Begin Extracted data

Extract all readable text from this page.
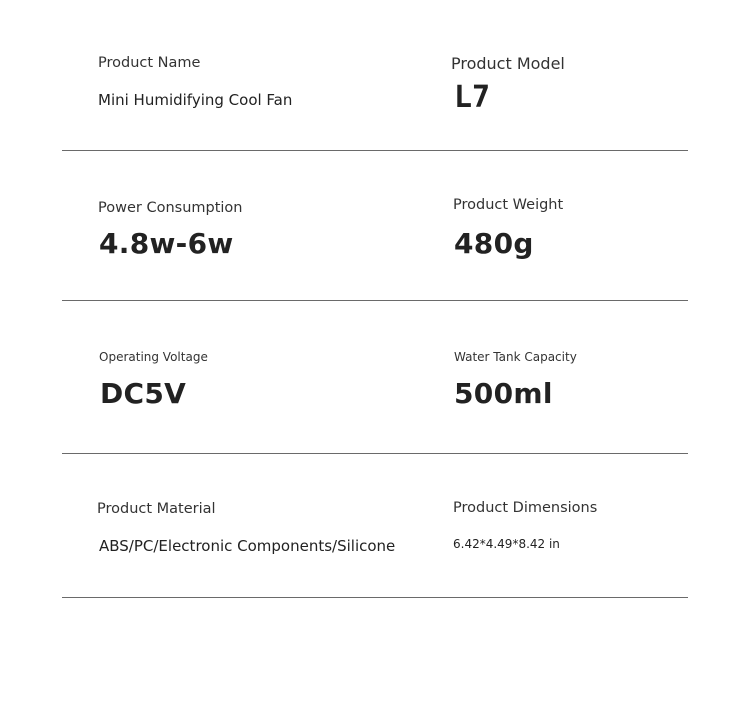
Product Name
Mini Humidifying Cool Fan
Product Model
L7
Power Consumption
4.8w-6w
Product Weight
480g
Operating Voltage
DC5V
Water Tank Capacity
500ml
Product Material
ABS/PC/Electronic Components/Silicone
Product Dimensions
6.42*4.49*8.42 in
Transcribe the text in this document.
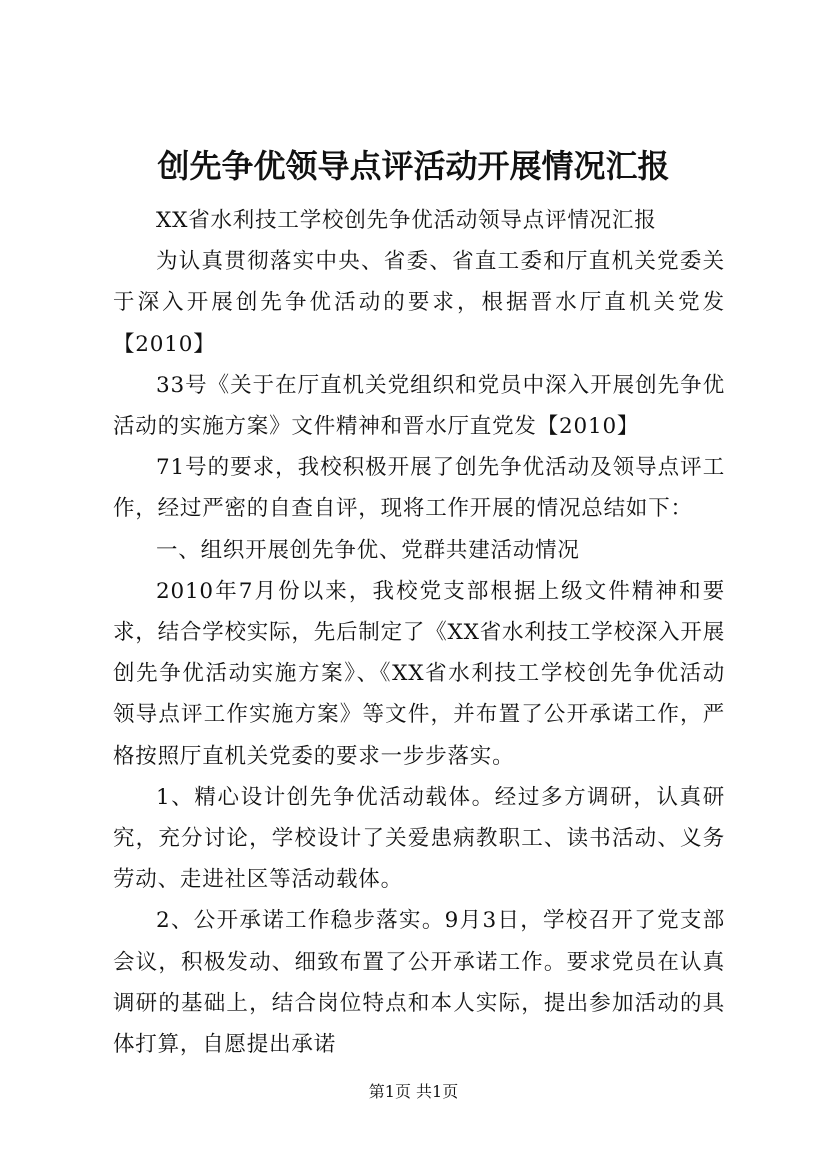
创先争优领导点评活动开展情况汇报

XX省水利技工学校创先争优活动领导点评情况汇报

为认真贯彻落实中央、省委、省直工委和厅直机关党委关于深入开展创先争优活动的要求，根据晋水厅直机关党发【2010】

33号《关于在厅直机关党组织和党员中深入开展创先争优活动的实施方案》文件精神和晋水厅直党发【2010】

71号的要求，我校积极开展了创先争优活动及领导点评工作，经过严密的自查自评，现将工作开展的情况总结如下：

一、组织开展创先争优、党群共建活动情况

2010年7月份以来，我校党支部根据上级文件精神和要求，结合学校实际，先后制定了《XX省水利技工学校深入开展创先争优活动实施方案》、《XX省水利技工学校创先争优活动领导点评工作实施方案》等文件，并布置了公开承诺工作，严格按照厅直机关党委的要求一步步落实。

1、精心设计创先争优活动载体。经过多方调研，认真研究，充分讨论，学校设计了关爱患病教职工、读书活动、义务劳动、走进社区等活动载体。

2、公开承诺工作稳步落实。9月3日，学校召开了党支部会议，积极发动、细致布置了公开承诺工作。要求党员在认真调研的基础上，结合岗位特点和本人实际，提出参加活动的具体打算，自愿提出承诺

第1页 共1页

End Extracted data

#### Given problem:
Repeat the material above in full and exactly, apart from the pictures.

#### Output below:
Extract all readable text from this page.
Product Name
Mini Humidifying Cool Fan
Product Model
L7
Power Consumption
4.8w-6w
Product Weight
480g
Operating Voltage
DC5V
Water Tank Capacity
500ml
Product Material
ABS/PC/Electronic Components/Silicone
Product Dimensions
6.42*4.49*8.42 in
Transcribe the text in this document.
创先争优领导点评活动开展情况汇报

XX省水利技工学校创先争优活动领导点评情况汇报

为认真贯彻落实中央、省委、省直工委和厅直机关党委关于深入开展创先争优活动的要求，根据晋水厅直机关党发【2010】

33号《关于在厅直机关党组织和党员中深入开展创先争优活动的实施方案》文件精神和晋水厅直党发【2010】

71号的要求，我校积极开展了创先争优活动及领导点评工作，经过严密的自查自评，现将工作开展的情况总结如下：

一、组织开展创先争优、党群共建活动情况

2010年7月份以来，我校党支部根据上级文件精神和要求，结合学校实际，先后制定了《XX省水利技工学校深入开展创先争优活动实施方案》、《XX省水利技工学校创先争优活动领导点评工作实施方案》等文件，并布置了公开承诺工作，严格按照厅直机关党委的要求一步步落实。

1、精心设计创先争优活动载体。经过多方调研，认真研究，充分讨论，学校设计了关爱患病教职工、读书活动、义务劳动、走进社区等活动载体。

2、公开承诺工作稳步落实。9月3日，学校召开了党支部会议，积极发动、细致布置了公开承诺工作。要求党员在认真调研的基础上，结合岗位特点和本人实际，提出参加活动的具体打算，自愿提出承诺

第1页 共1页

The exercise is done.